- _RECORDS FOR THIS TASK_:
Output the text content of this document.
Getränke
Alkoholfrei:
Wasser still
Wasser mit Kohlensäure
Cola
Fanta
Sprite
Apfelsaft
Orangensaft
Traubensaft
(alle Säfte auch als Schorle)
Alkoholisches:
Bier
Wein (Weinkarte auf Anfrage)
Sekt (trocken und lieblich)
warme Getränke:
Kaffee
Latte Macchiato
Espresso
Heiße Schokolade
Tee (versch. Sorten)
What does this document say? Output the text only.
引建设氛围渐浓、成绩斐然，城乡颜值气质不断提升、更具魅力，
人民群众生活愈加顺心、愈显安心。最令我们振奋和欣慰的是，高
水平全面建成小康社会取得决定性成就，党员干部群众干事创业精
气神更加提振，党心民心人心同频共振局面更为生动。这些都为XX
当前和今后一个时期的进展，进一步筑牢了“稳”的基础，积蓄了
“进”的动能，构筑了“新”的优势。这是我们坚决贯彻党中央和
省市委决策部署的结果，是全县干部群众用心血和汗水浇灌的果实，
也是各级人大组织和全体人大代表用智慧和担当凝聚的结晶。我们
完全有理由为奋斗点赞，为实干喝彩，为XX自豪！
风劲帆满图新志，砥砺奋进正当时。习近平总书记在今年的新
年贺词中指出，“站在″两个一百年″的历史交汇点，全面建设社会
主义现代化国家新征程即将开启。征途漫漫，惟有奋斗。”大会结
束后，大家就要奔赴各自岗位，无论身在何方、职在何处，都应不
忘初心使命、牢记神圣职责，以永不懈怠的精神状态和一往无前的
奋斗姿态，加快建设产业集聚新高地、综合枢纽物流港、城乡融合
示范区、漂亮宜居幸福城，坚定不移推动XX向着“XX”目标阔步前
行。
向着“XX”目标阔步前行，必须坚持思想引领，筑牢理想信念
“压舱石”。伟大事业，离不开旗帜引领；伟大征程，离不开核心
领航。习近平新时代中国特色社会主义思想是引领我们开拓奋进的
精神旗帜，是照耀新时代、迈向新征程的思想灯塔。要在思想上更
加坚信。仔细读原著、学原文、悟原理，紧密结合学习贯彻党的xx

- _INSTRUCTIONS FOR THE TASK_: Copy every record exactly, with nothing added or dropped.

- _WRITTEN ANSWER_:
Output the text content of this document.
Getränke
Alkoholfrei:
Wasser still
Wasser mit Kohlensäure
Cola
Fanta
Sprite
Apfelsaft
Orangensaft
Traubensaft
(alle Säfte auch als Schorle)
Alkoholisches:
Bier
Wein (Weinkarte auf Anfrage)
Sekt (trocken und lieblich)
warme Getränke:
Kaffee
Latte Macchiato
Espresso
Heiße Schokolade
Tee (versch. Sorten)
What does this document say? Output the text only.
引建设氛围渐浓、成绩斐然，城乡颜值气质不断提升、更具魅力，
人民群众生活愈加顺心、愈显安心。最令我们振奋和欣慰的是，高
水平全面建成小康社会取得决定性成就，党员干部群众干事创业精
气神更加提振，党心民心人心同频共振局面更为生动。这些都为XX
当前和今后一个时期的进展，进一步筑牢了“稳”的基础，积蓄了
“进”的动能，构筑了“新”的优势。这是我们坚决贯彻党中央和
省市委决策部署的结果，是全县干部群众用心血和汗水浇灌的果实，
也是各级人大组织和全体人大代表用智慧和担当凝聚的结晶。我们
完全有理由为奋斗点赞，为实干喝彩，为XX自豪！
风劲帆满图新志，砥砺奋进正当时。习近平总书记在今年的新
年贺词中指出，“站在″两个一百年″的历史交汇点，全面建设社会
主义现代化国家新征程即将开启。征途漫漫，惟有奋斗。”大会结
束后，大家就要奔赴各自岗位，无论身在何方、职在何处，都应不
忘初心使命、牢记神圣职责，以永不懈怠的精神状态和一往无前的
奋斗姿态，加快建设产业集聚新高地、综合枢纽物流港、城乡融合
示范区、漂亮宜居幸福城，坚定不移推动XX向着“XX”目标阔步前
行。
向着“XX”目标阔步前行，必须坚持思想引领，筑牢理想信念
“压舱石”。伟大事业，离不开旗帜引领；伟大征程，离不开核心
领航。习近平新时代中国特色社会主义思想是引领我们开拓奋进的
精神旗帜，是照耀新时代、迈向新征程的思想灯塔。要在思想上更
加坚信。仔细读原著、学原文、悟原理，紧密结合学习贯彻党的xx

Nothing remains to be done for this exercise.